**Aim:** Output every entry exactly as written, but omit the pictures.

_ _ _ _

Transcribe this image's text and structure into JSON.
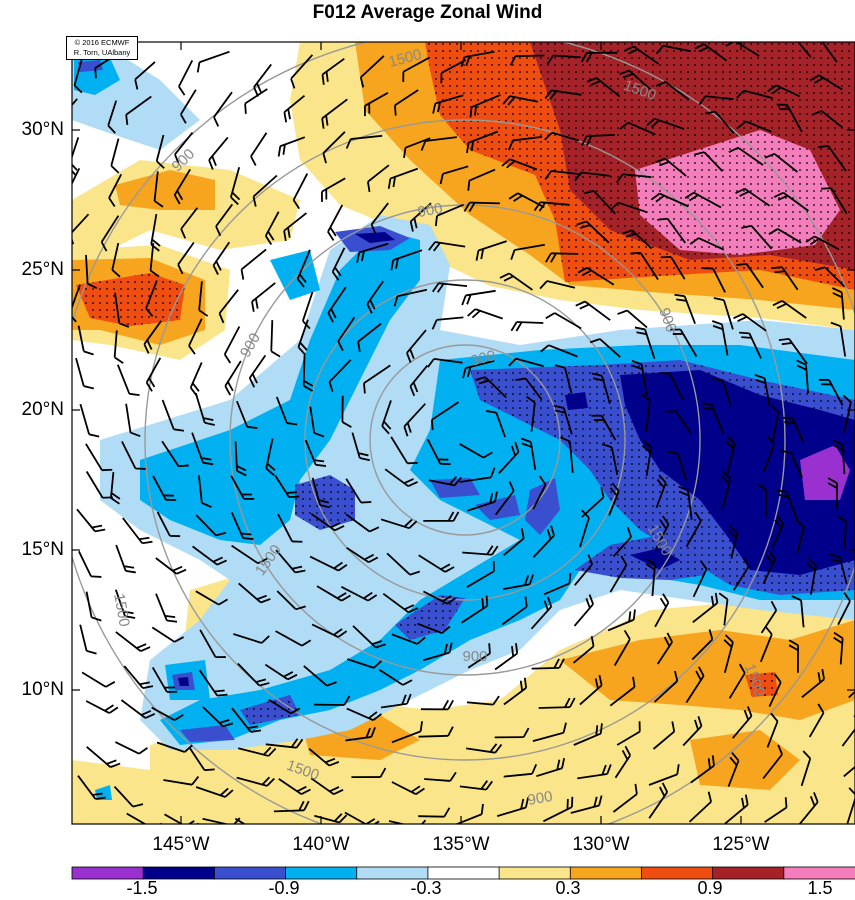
{
  "title": "F012 Average Zonal Wind",
  "credit": {
    "line1": "© 2016 ECMWF",
    "line2": "R. Torn, UAlbany"
  },
  "lat_labels": [
    "30°N",
    "25°N",
    "20°N",
    "15°N",
    "10°N"
  ],
  "lon_labels": [
    "145°W",
    "140°W",
    "135°W",
    "130°W",
    "125°W"
  ],
  "colorbar": {
    "labels": [
      "-1.5",
      "-0.9",
      "-0.3",
      "0.3",
      "0.9",
      "1.5"
    ],
    "colors": [
      "#9b30d0",
      "#00008b",
      "#3a4fd0",
      "#00b0f0",
      "#b0dcf5",
      "#ffffff",
      "#fbe58a",
      "#f7a41e",
      "#f04e10",
      "#a52228",
      "#f47ebb"
    ]
  },
  "contour_labels": [
    "1500",
    "900",
    "300",
    "900",
    "1500",
    "900",
    "900",
    "1500",
    "1500",
    "1500",
    "900",
    "1500",
    "900",
    "1500"
  ]
}
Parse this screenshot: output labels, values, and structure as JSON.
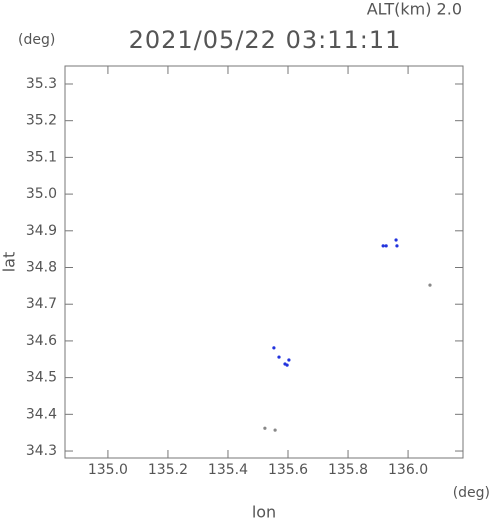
{
  "chart_data": {
    "type": "scatter",
    "title": "2021/05/22 03:11:11",
    "subtitle": "ALT(km) 2.0",
    "y_unit": "(deg)",
    "x_unit": "(deg)",
    "x_label": "lon",
    "y_label": "lat",
    "xlim": [
      134.857,
      136.183
    ],
    "ylim": [
      34.281,
      35.349
    ],
    "xticks": [
      {
        "value": 135,
        "label": "135.0"
      },
      135.2,
      135.4,
      135.6,
      135.8,
      {
        "value": 136,
        "label": "136.0"
      }
    ],
    "yticks": [
      34.3,
      34.4,
      34.5,
      34.6,
      34.7,
      34.8,
      34.9,
      {
        "value": 35,
        "label": "35.0"
      },
      35.1,
      35.2,
      35.3
    ],
    "series": [
      {
        "color": "#2233dd",
        "x": [
          135.917,
          135.927,
          135.96,
          135.963,
          135.553,
          135.57,
          135.59,
          135.597,
          135.603
        ],
        "values": [
          34.859,
          34.859,
          34.875,
          34.859,
          34.581,
          34.556,
          34.537,
          34.534,
          34.548
        ]
      },
      {
        "color": "#888888",
        "x": [
          135.523,
          135.557,
          136.073
        ],
        "values": [
          34.362,
          34.357,
          34.752
        ]
      }
    ]
  }
}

_ _ _ _

**Result of this exercise:**
Transcribe this image's text and structure into JSON.
{
  "title": "F012 Average Zonal Wind",
  "credit": {
    "line1": "© 2016 ECMWF",
    "line2": "R. Torn, UAlbany"
  },
  "lat_labels": [
    "30°N",
    "25°N",
    "20°N",
    "15°N",
    "10°N"
  ],
  "lon_labels": [
    "145°W",
    "140°W",
    "135°W",
    "130°W",
    "125°W"
  ],
  "colorbar": {
    "labels": [
      "-1.5",
      "-0.9",
      "-0.3",
      "0.3",
      "0.9",
      "1.5"
    ],
    "colors": [
      "#9b30d0",
      "#00008b",
      "#3a4fd0",
      "#00b0f0",
      "#b0dcf5",
      "#ffffff",
      "#fbe58a",
      "#f7a41e",
      "#f04e10",
      "#a52228",
      "#f47ebb"
    ]
  },
  "contour_labels": [
    "1500",
    "900",
    "300",
    "900",
    "1500",
    "900",
    "900",
    "1500",
    "1500",
    "1500",
    "900",
    "1500",
    "900",
    "1500"
  ]
}
Parse this screenshot: output labels, values, and structure as JSON.
{
  "chart_data": {
    "type": "scatter",
    "title": "2021/05/22 03:11:11",
    "subtitle": "ALT(km) 2.0",
    "y_unit": "(deg)",
    "x_unit": "(deg)",
    "x_label": "lon",
    "y_label": "lat",
    "xlim": [
      134.857,
      136.183
    ],
    "ylim": [
      34.281,
      35.349
    ],
    "xticks": [
      {
        "value": 135,
        "label": "135.0"
      },
      135.2,
      135.4,
      135.6,
      135.8,
      {
        "value": 136,
        "label": "136.0"
      }
    ],
    "yticks": [
      34.3,
      34.4,
      34.5,
      34.6,
      34.7,
      34.8,
      34.9,
      {
        "value": 35,
        "label": "35.0"
      },
      35.1,
      35.2,
      35.3
    ],
    "series": [
      {
        "color": "#2233dd",
        "x": [
          135.917,
          135.927,
          135.96,
          135.963,
          135.553,
          135.57,
          135.59,
          135.597,
          135.603
        ],
        "values": [
          34.859,
          34.859,
          34.875,
          34.859,
          34.581,
          34.556,
          34.537,
          34.534,
          34.548
        ]
      },
      {
        "color": "#888888",
        "x": [
          135.523,
          135.557,
          136.073
        ],
        "values": [
          34.362,
          34.357,
          34.752
        ]
      }
    ]
  }
}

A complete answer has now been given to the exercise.